- **Stated problem**
In the material below, find each line holding the string "Percent" and copy it.

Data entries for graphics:
◆ ◆ ◆ ◆ ◆ ◆ ◆
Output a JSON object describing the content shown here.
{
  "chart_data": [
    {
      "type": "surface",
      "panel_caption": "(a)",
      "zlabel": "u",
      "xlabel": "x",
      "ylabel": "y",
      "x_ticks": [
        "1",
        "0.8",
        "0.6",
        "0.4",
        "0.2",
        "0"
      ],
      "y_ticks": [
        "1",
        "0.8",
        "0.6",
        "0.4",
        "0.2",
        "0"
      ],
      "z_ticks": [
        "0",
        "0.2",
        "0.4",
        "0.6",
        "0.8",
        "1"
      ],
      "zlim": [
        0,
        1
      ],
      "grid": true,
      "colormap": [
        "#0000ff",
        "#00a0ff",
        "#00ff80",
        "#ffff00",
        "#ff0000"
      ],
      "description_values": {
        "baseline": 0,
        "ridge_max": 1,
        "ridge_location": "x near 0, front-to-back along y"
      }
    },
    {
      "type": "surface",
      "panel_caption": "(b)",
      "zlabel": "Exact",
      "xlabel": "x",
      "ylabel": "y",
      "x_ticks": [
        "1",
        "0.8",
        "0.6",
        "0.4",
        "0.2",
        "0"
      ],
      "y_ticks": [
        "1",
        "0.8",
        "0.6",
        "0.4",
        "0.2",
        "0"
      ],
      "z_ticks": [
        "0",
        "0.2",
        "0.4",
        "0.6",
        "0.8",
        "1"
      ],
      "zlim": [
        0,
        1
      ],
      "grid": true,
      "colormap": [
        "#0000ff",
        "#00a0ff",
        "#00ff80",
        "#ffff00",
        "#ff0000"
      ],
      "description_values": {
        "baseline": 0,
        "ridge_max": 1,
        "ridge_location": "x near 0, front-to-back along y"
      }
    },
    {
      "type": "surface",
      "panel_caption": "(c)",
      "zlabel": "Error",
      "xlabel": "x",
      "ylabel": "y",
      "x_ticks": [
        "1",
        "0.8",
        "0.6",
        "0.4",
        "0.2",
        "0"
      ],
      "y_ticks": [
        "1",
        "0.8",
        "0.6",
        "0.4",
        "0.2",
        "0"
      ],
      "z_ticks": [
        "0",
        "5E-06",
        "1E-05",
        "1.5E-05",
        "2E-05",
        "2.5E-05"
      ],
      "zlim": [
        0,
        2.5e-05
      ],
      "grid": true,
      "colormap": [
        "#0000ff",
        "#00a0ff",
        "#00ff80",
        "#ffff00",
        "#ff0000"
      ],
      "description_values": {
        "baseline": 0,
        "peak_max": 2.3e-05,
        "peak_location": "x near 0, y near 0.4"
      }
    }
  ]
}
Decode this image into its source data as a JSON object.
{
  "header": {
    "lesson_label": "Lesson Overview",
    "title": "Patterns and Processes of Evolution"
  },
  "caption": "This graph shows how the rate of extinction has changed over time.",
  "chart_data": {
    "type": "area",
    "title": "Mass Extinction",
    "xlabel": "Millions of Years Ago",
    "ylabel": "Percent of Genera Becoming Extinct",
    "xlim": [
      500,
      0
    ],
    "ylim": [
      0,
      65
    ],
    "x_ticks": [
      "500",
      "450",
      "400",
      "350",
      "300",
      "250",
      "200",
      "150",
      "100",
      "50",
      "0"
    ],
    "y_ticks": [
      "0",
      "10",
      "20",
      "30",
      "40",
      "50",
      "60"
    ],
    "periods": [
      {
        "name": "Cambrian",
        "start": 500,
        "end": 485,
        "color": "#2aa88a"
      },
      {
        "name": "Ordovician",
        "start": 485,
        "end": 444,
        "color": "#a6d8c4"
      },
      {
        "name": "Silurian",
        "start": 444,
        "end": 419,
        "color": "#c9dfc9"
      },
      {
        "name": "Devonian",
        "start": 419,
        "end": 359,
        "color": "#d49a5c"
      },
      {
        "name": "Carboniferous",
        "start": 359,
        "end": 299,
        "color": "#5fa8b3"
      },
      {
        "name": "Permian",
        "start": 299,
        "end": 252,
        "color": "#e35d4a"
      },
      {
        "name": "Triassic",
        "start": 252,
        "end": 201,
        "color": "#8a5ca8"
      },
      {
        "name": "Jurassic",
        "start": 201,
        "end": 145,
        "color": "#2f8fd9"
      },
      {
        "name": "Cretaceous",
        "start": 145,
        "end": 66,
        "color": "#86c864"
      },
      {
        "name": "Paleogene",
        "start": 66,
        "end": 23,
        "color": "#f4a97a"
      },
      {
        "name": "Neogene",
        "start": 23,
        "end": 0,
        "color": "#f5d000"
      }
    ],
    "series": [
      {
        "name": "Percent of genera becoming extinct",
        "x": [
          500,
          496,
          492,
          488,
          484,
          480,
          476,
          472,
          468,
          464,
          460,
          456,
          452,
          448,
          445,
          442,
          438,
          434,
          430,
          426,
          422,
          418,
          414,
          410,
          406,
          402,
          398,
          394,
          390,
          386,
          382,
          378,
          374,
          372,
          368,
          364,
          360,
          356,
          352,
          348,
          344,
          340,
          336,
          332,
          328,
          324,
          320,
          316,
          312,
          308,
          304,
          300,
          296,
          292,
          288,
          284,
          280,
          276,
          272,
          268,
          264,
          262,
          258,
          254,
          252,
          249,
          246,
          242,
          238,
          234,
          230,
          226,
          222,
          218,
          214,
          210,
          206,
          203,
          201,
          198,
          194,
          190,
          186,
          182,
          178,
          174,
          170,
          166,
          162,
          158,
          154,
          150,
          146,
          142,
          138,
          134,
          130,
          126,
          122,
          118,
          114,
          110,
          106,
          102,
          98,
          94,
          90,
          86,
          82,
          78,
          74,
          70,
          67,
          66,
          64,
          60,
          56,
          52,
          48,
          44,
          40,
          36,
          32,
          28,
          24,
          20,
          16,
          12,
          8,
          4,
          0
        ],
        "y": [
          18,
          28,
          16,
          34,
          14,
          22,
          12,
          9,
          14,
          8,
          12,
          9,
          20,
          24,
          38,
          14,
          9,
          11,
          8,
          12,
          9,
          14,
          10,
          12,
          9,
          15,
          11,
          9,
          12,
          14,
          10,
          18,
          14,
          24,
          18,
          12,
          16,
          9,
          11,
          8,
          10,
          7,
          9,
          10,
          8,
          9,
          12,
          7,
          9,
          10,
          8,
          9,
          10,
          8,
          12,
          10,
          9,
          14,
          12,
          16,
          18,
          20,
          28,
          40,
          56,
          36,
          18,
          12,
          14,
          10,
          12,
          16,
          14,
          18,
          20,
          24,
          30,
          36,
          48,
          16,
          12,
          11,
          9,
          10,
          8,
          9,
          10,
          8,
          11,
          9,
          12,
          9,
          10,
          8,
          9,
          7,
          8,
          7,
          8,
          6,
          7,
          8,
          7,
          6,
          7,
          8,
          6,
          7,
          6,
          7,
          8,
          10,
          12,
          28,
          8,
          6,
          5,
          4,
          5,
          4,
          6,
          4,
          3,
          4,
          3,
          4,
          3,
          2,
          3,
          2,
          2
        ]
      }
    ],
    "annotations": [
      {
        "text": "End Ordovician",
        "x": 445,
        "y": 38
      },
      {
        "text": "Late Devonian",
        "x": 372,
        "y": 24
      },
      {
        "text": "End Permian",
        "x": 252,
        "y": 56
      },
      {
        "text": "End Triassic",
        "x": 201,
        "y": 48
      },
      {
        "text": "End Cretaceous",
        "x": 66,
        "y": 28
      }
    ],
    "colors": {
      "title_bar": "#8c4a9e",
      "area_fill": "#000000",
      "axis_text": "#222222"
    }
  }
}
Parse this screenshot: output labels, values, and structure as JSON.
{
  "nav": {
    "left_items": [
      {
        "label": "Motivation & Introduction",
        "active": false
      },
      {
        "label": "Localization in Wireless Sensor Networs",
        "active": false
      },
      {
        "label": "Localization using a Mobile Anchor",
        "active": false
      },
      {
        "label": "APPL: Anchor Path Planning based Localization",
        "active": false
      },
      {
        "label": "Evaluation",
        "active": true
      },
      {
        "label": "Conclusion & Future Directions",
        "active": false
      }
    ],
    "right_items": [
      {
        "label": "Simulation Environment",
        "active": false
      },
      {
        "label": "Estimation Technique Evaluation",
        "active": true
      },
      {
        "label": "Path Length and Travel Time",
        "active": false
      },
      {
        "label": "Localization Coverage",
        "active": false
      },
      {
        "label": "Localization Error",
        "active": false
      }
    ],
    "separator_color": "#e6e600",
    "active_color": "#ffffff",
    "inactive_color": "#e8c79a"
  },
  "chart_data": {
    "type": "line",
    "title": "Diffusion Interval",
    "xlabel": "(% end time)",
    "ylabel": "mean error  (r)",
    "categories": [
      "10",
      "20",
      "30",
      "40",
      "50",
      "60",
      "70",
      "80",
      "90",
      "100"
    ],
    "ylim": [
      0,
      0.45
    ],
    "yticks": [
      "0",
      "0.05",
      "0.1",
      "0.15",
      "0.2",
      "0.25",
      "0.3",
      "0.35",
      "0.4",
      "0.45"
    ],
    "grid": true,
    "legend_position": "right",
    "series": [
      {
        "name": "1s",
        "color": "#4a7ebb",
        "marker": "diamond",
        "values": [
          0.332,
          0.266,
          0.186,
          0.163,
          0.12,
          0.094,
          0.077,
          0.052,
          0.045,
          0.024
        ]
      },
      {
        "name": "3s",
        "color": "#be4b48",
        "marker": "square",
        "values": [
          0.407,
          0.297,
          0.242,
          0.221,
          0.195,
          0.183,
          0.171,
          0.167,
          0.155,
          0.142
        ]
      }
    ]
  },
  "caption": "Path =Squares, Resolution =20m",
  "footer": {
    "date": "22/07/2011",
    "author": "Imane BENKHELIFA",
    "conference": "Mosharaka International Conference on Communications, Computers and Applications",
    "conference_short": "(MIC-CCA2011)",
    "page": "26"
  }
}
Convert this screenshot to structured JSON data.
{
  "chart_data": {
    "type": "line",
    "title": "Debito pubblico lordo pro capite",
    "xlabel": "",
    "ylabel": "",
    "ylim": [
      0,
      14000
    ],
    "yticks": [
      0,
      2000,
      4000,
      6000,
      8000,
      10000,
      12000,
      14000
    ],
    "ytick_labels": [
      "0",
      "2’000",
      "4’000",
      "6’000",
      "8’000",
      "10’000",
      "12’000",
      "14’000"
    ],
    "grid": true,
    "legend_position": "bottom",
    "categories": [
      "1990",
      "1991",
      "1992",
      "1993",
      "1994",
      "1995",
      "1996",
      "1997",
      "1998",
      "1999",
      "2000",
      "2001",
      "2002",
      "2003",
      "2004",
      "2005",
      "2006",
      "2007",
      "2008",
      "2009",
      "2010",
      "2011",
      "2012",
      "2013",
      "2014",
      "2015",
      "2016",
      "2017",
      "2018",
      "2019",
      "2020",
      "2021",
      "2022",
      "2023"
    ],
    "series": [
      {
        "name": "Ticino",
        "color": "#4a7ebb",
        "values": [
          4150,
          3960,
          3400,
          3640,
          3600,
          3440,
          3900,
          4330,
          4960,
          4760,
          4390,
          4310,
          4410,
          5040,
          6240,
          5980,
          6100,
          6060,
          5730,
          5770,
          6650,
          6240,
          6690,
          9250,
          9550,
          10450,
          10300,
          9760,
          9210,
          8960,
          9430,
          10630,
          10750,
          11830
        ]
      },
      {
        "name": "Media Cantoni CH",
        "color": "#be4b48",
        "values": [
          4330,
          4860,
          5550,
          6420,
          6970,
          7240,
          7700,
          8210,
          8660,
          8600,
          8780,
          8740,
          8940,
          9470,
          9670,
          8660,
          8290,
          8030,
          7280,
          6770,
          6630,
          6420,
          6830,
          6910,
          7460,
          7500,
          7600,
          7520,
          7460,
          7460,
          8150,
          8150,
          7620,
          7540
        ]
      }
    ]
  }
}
◆ ◆ ◆ ◆ ◆ ◆ ◆
- **Task result**
    "ylabel": "Percent of Genera Becoming Extinct",
        "name": "Percent of genera becoming extinct",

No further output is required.